§ **REQUEST**: Repeat every record below exactly, leaving out the pictures.

Collection entries:

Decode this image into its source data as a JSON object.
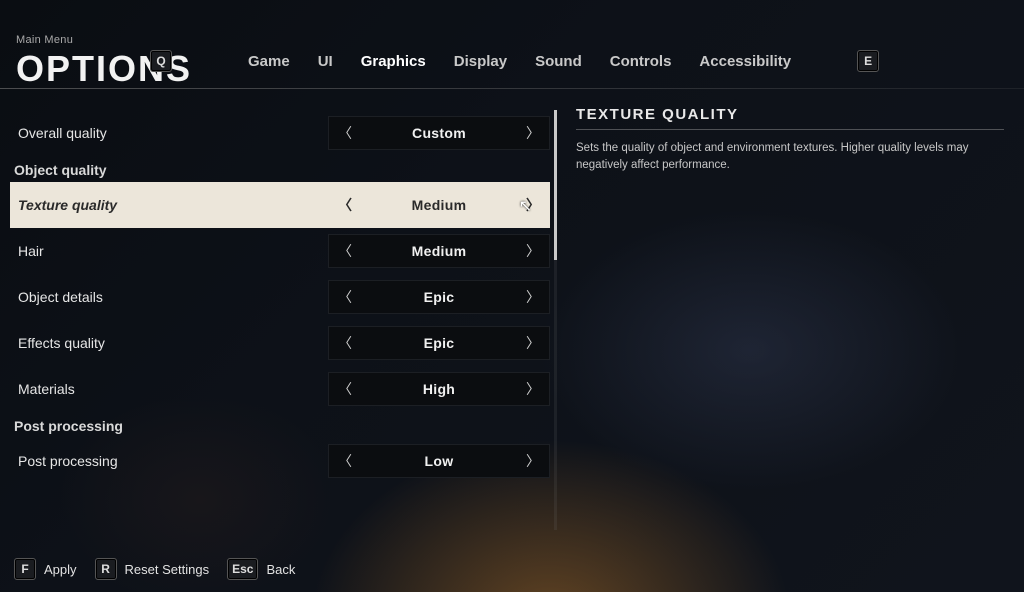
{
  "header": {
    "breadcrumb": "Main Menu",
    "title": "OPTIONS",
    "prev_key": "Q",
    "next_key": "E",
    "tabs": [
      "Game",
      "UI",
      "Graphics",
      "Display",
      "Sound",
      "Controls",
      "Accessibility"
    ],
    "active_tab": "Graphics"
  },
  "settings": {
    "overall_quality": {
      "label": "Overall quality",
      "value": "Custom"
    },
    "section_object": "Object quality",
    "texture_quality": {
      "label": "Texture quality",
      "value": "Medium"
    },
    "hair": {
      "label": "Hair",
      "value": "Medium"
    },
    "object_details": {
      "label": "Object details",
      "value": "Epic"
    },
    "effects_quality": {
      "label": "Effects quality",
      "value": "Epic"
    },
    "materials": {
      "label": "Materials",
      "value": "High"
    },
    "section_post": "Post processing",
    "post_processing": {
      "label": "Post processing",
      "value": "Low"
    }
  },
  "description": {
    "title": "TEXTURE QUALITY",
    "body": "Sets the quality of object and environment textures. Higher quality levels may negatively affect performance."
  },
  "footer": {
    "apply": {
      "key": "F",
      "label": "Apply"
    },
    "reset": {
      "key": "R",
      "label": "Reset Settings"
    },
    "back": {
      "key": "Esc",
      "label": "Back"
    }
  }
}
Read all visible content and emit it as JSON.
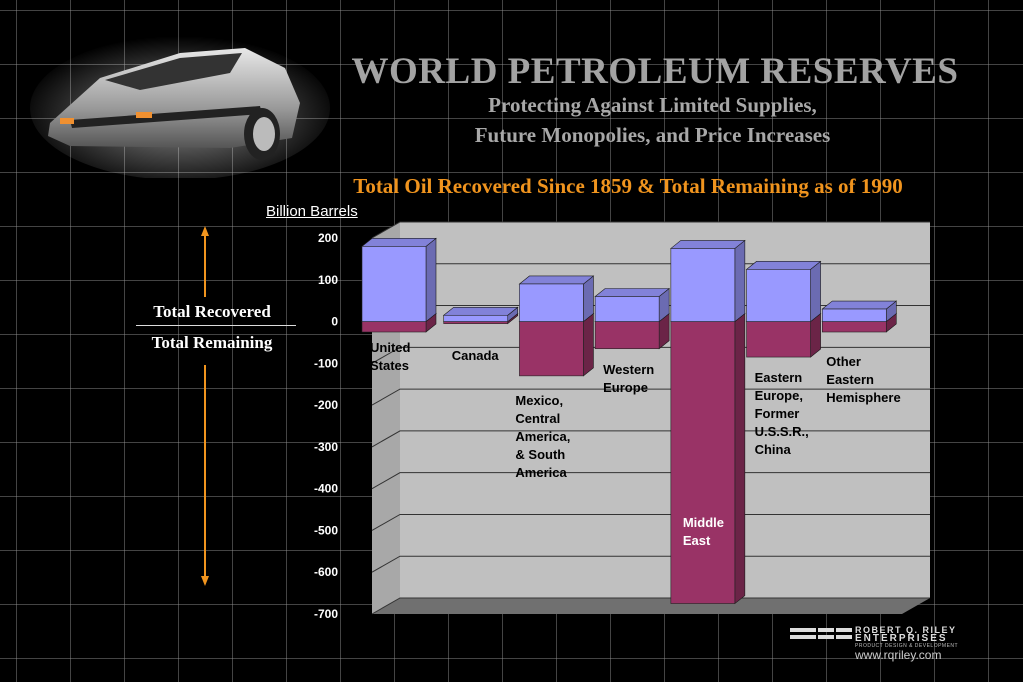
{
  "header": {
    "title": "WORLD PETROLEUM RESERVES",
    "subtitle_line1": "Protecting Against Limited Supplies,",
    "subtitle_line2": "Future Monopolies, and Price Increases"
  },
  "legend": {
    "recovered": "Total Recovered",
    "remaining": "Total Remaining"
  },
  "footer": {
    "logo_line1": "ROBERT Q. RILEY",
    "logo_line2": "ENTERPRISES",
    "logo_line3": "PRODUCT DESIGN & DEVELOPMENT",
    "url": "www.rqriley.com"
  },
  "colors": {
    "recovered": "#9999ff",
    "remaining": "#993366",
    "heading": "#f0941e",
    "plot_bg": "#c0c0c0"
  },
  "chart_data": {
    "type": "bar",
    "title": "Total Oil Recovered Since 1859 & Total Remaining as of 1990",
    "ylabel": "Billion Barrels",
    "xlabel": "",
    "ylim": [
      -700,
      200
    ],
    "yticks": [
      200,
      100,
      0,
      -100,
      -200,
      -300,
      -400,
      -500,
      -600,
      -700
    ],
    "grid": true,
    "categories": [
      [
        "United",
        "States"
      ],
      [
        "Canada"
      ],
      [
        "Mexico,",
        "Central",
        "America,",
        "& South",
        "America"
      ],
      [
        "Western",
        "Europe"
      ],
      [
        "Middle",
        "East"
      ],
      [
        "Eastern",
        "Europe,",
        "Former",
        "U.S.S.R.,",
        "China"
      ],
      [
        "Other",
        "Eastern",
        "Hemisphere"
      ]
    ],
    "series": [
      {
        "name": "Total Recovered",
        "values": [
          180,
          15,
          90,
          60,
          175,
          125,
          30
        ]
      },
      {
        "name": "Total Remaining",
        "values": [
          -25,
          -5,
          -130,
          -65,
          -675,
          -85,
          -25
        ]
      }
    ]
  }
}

§ **TASK RESPONSE**:
Decode this image into its source data as a JSON object.
{
  "header": {
    "breadcrumb": "Main Menu",
    "title": "OPTIONS",
    "prev_key": "Q",
    "next_key": "E",
    "tabs": [
      "Game",
      "UI",
      "Graphics",
      "Display",
      "Sound",
      "Controls",
      "Accessibility"
    ],
    "active_tab": "Graphics"
  },
  "settings": {
    "overall_quality": {
      "label": "Overall quality",
      "value": "Custom"
    },
    "section_object": "Object quality",
    "texture_quality": {
      "label": "Texture quality",
      "value": "Medium"
    },
    "hair": {
      "label": "Hair",
      "value": "Medium"
    },
    "object_details": {
      "label": "Object details",
      "value": "Epic"
    },
    "effects_quality": {
      "label": "Effects quality",
      "value": "Epic"
    },
    "materials": {
      "label": "Materials",
      "value": "High"
    },
    "section_post": "Post processing",
    "post_processing": {
      "label": "Post processing",
      "value": "Low"
    }
  },
  "description": {
    "title": "TEXTURE QUALITY",
    "body": "Sets the quality of object and environment textures. Higher quality levels may negatively affect performance."
  },
  "footer": {
    "apply": {
      "key": "F",
      "label": "Apply"
    },
    "reset": {
      "key": "R",
      "label": "Reset Settings"
    },
    "back": {
      "key": "Esc",
      "label": "Back"
    }
  }
}
Read all visible content and emit it as JSON.
{
  "header": {
    "title": "WORLD PETROLEUM RESERVES",
    "subtitle_line1": "Protecting Against Limited Supplies,",
    "subtitle_line2": "Future Monopolies, and Price Increases"
  },
  "legend": {
    "recovered": "Total Recovered",
    "remaining": "Total Remaining"
  },
  "footer": {
    "logo_line1": "ROBERT Q. RILEY",
    "logo_line2": "ENTERPRISES",
    "logo_line3": "PRODUCT DESIGN & DEVELOPMENT",
    "url": "www.rqriley.com"
  },
  "colors": {
    "recovered": "#9999ff",
    "remaining": "#993366",
    "heading": "#f0941e",
    "plot_bg": "#c0c0c0"
  },
  "chart_data": {
    "type": "bar",
    "title": "Total Oil Recovered Since 1859 & Total Remaining as of 1990",
    "ylabel": "Billion Barrels",
    "xlabel": "",
    "ylim": [
      -700,
      200
    ],
    "yticks": [
      200,
      100,
      0,
      -100,
      -200,
      -300,
      -400,
      -500,
      -600,
      -700
    ],
    "grid": true,
    "categories": [
      [
        "United",
        "States"
      ],
      [
        "Canada"
      ],
      [
        "Mexico,",
        "Central",
        "America,",
        "& South",
        "America"
      ],
      [
        "Western",
        "Europe"
      ],
      [
        "Middle",
        "East"
      ],
      [
        "Eastern",
        "Europe,",
        "Former",
        "U.S.S.R.,",
        "China"
      ],
      [
        "Other",
        "Eastern",
        "Hemisphere"
      ]
    ],
    "series": [
      {
        "name": "Total Recovered",
        "values": [
          180,
          15,
          90,
          60,
          175,
          125,
          30
        ]
      },
      {
        "name": "Total Remaining",
        "values": [
          -25,
          -5,
          -130,
          -65,
          -675,
          -85,
          -25
        ]
      }
    ]
  }
}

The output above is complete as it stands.